Page -
— begin —

# Big Ternetzi



## jp80911

This really got me wanting some terns. every single one he caught is much bigger than all the reds he caught in the Season 1 Piranha episode.


----------



## Guest

That's a good sized fish


----------



## Wide_Eyed_Wanderer

Did he measure it? Was it bigger than 13 inches? I remember that huge controversy where all the fish nerds had a battle royale debating the size of a Tern in the wild.


----------



## Guest

It definitely looks bigger then 13 inches.


----------



## serrasalmus_ve

Big fish


----------



## Smoke

Nice tern!


----------



## Da' Manster!

Nice kick ass specimen you got there, Jeremy!...Your Tern rocks like a VENOM concert!!!...


----------



## jp80911

ni he didn't measure them, he tried to hold one with one hand but it's too wide across for his hand so I figure the fish is at least 6" tall or he has really tinny hands.


----------



## Piranha-Freak101

yes i remember this and im already planning my trip to south america this summer


----------



## Tensa

jp80911 said:


> ni he didn't measure them, he tried to hold one with one hand but it's too wide across for his hand so I figure the fish is at least 6" tall or he has really tinny hands.


even my tiny hands would put the P at minimum 6 inches tall. we all know Jeremy isnt a short dude either so that has to be a huge P either way.

and yea we tend to argue about size a lot around here kind of pointless really. either believe it or not no sense arguing over stupid stuff. arguing doesnt change reality whether the majority agree with reality or not. if someone calls a rose a daisy then its a daisy to them...still smells and looks the same. even science chances "facts" or fixes "errors" take the status of pluto for example or total number of planets. either way nice terns lil pale but hey if they endup in my tank i wouldnt be mad


----------



## Mr. Hannibal

Thanks for sharing...


----------



## CLUSTER ONE

So is this new episisode all terns?


----------



## jp80911

I wish it was about terns but sadly no, its about a killer ray, Potamotrygon brachyura. the one he caught is 53" diameter across, he saw a dead one earlier with the tail cut off and all gutted and dehydrated under the sun and still weight 200lbs.


----------



## CLUSTER ONE

So there are 2 episodes on giant rays then? One season he did a giant ray from somehwere in asia.


----------



## jp80911

Yea, that one was a giant Mekong River ray, more low profile (thinner build) with a much longer tail


----------



## balluupnetme

Thats a badass lookin ray looks muscular


----------



## bob351

Danny Tanner said:


> Did he measure it? Was it bigger than 13 inches? I remember that huge controversy where all the fish nerds had a battle royale debating the size of a Tern in the wild.

— end —

Provided data -
— begin —

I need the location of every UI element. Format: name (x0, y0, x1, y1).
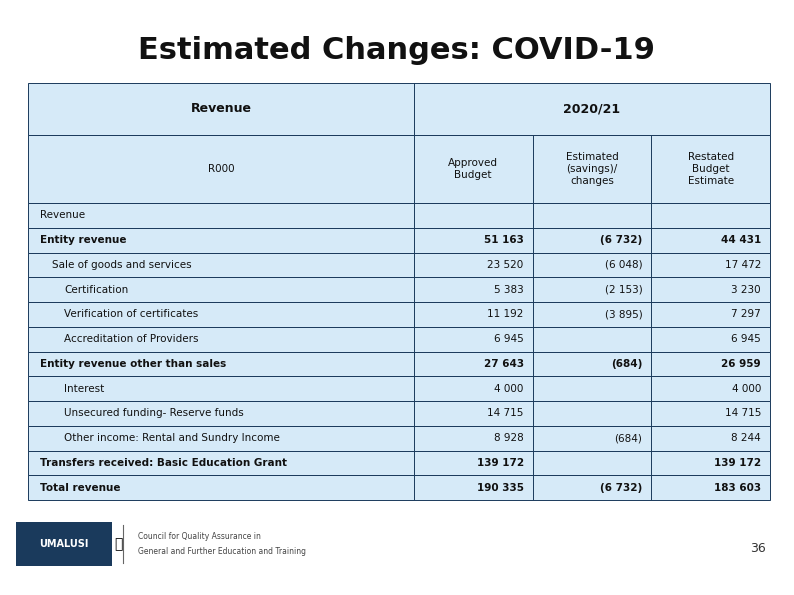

— end —

Task to complete -
Rewrite the passage of the forum thread on the big ternetzi from "and yea we tend" up to and including "Thanks for sharing...", replacing "daisy" with "tulip" wherever it occurs.

Response -
and yea we tend to argue about size a lot around here kind of pointless really. either believe it or not no sense arguing over stupid stuff. arguing doesnt change reality whether the majority agree with reality or not. if someone calls a rose a tulip then its a tulip to them...still smells and looks the same. even science chances "facts" or fixes "errors" take the status of pluto for example or total number of planets. either way nice terns lil pale but hey if they endup in my tank i wouldnt be mad


----------



## Mr. Hannibal

Thanks for sharing...